§ What this exercise asks
[1] In the QSpaceLanczos documentation, why does build_q_pair_map add a pair to unique_pairs only when iq1 <= iq2? Answer in one to three sentences.
[2] Pick up the QSpaceLanczos documentation after its final line and write what comes next.

§ Selected excerpt
--------------------------------------------------

Find all (iq1, iq2) pairs satisfying q1 + q2 = q_pert + G.

Parameters:

Name	Type	Description	Default
iq_pert	int	Index of the perturbation q-point.	required

Source code in tdscha/QSpaceLanczos.py

def build_q_pair_map(self, iq_pert):
    """Find all (iq1, iq2) pairs satisfying q1 + q2 = q_pert + G.

    Parameters
    ----------
    iq_pert : int
        Index of the perturbation q-point.
    """
    bg = self.uci_structure.get_reciprocal_vectors() / (2 * np.pi)
    q_pert = self.q_points[iq_pert]

    self.iq_pert = iq_pert
    self.q_pair_map = np.zeros(self.n_q, dtype=np.int32)

    for iq1 in range(self.n_q):
        q_target = q_pert - self.q_points[iq1]
        found = False
        for iq2 in range(self.n_q):
            if CC.Methods.get_min_dist_into_cell(bg, q_target, self.q_points[iq2]) < 1e-6:
                self.q_pair_map[iq1] = iq2
                found = True
                break
        if not found:
            raise ValueError(
                "Could not find partner for q1={} with q_pert={}".format(
                    self.q_points[iq1], q_pert))

    # Unique pairs: iq1 <= iq2 (avoids double-counting)
    self.unique_pairs = []
    for iq1 in range(self.n_q):
        iq2 = self.q_pair_map[iq1]
        if iq1 <= iq2:
            self.unique_pairs.append((iq1, iq2))

    # Pre-compute block layout
    self._compute_block_layout()

get_psi_size()

Return the total size of the psi vector.

Source code in tdscha/QSpaceLanczos.py

def get_psi_size(self):
    """Return the total size of the psi vector."""
    if self._psi_size is None:
        raise ValueError("Must call build_q_pair_map first")
    return self._psi_size

get_static_psi_size()

Return psi size for the static layout: [R, one W sector].

This equals the end of the a' sector, i.e. the start of b'.

Source code in tdscha/QSpaceLanczos.py

def get_static_psi_size(self):
    """Return psi size for the static layout: [R, one W sector].

    This equals the end of the a' sector, i.e. the start of b'.
    """
    return self._block_offsets_b[0]

get_block_offset(pair_idx, sector='a')

Get the offset into psi for a given pair index.

Parameters:

Name	Type	Description	Default
pair_idx	int	Index into self.unique_pairs.	required
sector	str	'a' for a' sector, 'b' for b' sector.	'a'

Source code in tdscha/QSpaceLanczos.py

def get_block_offset(self, pair_idx, sector='a'):
    """Get the offset into psi for a given pair index.

--------------------------------------------------

Region annotation records:
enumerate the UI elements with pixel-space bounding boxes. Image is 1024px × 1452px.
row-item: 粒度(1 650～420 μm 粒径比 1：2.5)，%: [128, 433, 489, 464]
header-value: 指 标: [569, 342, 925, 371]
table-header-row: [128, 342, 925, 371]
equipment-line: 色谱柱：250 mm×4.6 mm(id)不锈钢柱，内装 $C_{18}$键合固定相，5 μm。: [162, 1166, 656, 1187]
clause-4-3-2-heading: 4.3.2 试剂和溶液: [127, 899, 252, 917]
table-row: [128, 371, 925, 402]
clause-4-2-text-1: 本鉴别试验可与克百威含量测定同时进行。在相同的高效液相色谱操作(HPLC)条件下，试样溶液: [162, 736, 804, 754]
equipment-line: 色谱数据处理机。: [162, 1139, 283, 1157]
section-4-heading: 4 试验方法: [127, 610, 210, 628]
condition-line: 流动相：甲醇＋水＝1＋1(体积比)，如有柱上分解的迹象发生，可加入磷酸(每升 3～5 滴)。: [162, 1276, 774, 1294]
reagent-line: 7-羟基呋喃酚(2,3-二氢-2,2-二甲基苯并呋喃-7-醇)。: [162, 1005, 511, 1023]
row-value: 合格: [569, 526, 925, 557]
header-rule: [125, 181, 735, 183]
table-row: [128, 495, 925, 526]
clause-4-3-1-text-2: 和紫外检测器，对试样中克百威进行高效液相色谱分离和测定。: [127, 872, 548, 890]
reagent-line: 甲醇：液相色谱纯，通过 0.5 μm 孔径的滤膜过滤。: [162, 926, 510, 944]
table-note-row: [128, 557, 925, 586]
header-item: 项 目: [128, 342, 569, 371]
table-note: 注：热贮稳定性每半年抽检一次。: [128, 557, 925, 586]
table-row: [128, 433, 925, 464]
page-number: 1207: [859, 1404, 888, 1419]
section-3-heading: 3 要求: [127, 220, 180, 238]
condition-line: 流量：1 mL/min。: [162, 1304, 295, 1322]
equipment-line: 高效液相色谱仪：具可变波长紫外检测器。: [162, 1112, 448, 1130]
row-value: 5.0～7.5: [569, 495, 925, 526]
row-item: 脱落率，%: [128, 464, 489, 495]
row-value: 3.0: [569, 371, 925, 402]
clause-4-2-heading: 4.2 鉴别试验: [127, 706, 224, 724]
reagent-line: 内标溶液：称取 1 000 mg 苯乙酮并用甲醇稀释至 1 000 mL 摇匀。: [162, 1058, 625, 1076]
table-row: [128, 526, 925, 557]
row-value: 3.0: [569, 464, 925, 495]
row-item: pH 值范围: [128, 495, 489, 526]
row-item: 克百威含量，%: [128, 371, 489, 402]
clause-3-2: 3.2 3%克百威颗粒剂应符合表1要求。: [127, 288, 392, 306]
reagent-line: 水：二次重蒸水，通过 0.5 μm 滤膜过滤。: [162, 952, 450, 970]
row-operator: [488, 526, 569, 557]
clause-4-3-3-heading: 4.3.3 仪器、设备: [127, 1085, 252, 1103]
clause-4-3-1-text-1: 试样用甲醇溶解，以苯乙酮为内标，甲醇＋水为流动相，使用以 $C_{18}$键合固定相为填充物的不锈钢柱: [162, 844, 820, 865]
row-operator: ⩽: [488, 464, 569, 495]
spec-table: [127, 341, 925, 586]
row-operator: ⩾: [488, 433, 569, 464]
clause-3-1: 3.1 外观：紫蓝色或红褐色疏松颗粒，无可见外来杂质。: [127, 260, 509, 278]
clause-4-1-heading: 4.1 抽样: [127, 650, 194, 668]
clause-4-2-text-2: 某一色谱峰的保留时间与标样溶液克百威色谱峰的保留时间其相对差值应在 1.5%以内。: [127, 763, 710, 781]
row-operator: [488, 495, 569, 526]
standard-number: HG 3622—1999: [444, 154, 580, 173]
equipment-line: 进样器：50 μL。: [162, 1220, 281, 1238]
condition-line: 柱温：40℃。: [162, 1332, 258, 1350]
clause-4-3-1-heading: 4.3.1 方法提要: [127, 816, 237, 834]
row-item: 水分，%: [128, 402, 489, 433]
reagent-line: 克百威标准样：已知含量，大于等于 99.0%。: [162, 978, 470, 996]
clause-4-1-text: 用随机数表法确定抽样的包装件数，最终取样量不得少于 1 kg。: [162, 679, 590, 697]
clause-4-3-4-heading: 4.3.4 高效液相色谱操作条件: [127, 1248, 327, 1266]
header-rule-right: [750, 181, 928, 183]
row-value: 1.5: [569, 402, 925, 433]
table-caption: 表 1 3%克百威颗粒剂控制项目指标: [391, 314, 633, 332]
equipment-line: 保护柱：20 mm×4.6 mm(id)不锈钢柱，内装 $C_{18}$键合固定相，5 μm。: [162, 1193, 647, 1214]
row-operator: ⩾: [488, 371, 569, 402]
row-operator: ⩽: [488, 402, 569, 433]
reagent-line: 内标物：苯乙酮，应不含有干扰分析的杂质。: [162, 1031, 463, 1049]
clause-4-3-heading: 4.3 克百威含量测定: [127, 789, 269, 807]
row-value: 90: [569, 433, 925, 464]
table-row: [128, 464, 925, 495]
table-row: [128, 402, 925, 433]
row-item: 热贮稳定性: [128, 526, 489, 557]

--------------------------------------------------

§ Solved problems
[1] Keeping only the pairs with iq1 <= iq2 avoids double-counting when the unique pairs are collected from q_pair_map.

[2]
    Parameters
    ----------
    pair_idx : int
        Index into self.unique_pairs.
    sector : str
        'a' for a' sector, 'b' for b' sector.
    """
    if sector == 'a':
        return self._block_offsets_a[pair_idx]
    else:
        return self._block_offsets_b[pair_idx]

get_block_size(pair_idx)

Get the number of entries for this pair.

Source code in tdscha/QSpaceLanczos.py

def get_block_size(self, pair_idx):
    """Get the number of entries for this pair."""
    return self._block_sizes[pair_idx]

get_R1_q()

Extract R^(1) from psi (n_bands complex entries at q_pert).

Source code in tdscha/QSpaceLanczos.py

def get_R1_q(self):
    """Extract R^(1) from psi (n_bands complex entries at q_pert)."""
    return self.psi[:self.n_bands].copy()

get_block(pair_idx, sector='a', source=None)

Reconstruct full (n_bands, n_bands) matrix from psi storage.

Parameters:

Name	Type	Description	Default
pair_idx	int	Index into self.unique_pairs.	required
sector	str	'a' or 'b'.	'a'
source	ndarray or None	If provided, read from this array instead of self.psi.	None

Returns:

Type	Description
(ndarray(n_bands, n_bands), complex128)

Source code in tdscha/QSpaceLanczos.py

def get_block(self, pair_idx, sector='a', source=None):
    """Reconstruct full (n_bands, n_bands) matrix from psi storage.

    Parameters
    ----------
    pair_idx : int
        Index into self.unique_pairs.
    sector : str
        'a' or 'b'.
    source : ndarray or None
        If provided, read from this array instead of self.psi.

    Returns
    -------
    ndarray(n_bands, n_bands), complex128
    """
    nb = self.n_bands
    iq1, iq2 = self.unique_pairs[pair_idx]
    offset = self.get_block_offset(pair_idx, sector)
    size = self.get_block_size(pair_idx)

    data = self.psi if source is None else source
    raw = data[offset:offset + size]

    if iq1 < iq2:
        # Full block, row-major
        return raw.reshape(nb, nb).copy()
    else:
        # Upper triangle storage
        return self._unpack_upper_triangle(raw, nb)

get_a1_block(pair_idx)

Get the a'(1) block for pair_idx.

Source code in tdscha/QSpaceLanczos.py

def get_a1_block(self, pair_idx):
    """Get the a'(1) block for pair_idx."""
    return self.get_block(pair_idx, 'a')

get_b1_block(pair_idx)

Get the b'(1) block for pair_idx.

Source code in tdscha/QSpaceLanczos.py

def get_b1_block(self, pair_idx):
    """Get the b'(1) block for pair_idx."""
    return self.get_block(pair_idx, 'b')

set_block_in_psi(pair_idx, matrix, sector, target_psi)

Write a (n_bands, n_bands) block into the target psi vector.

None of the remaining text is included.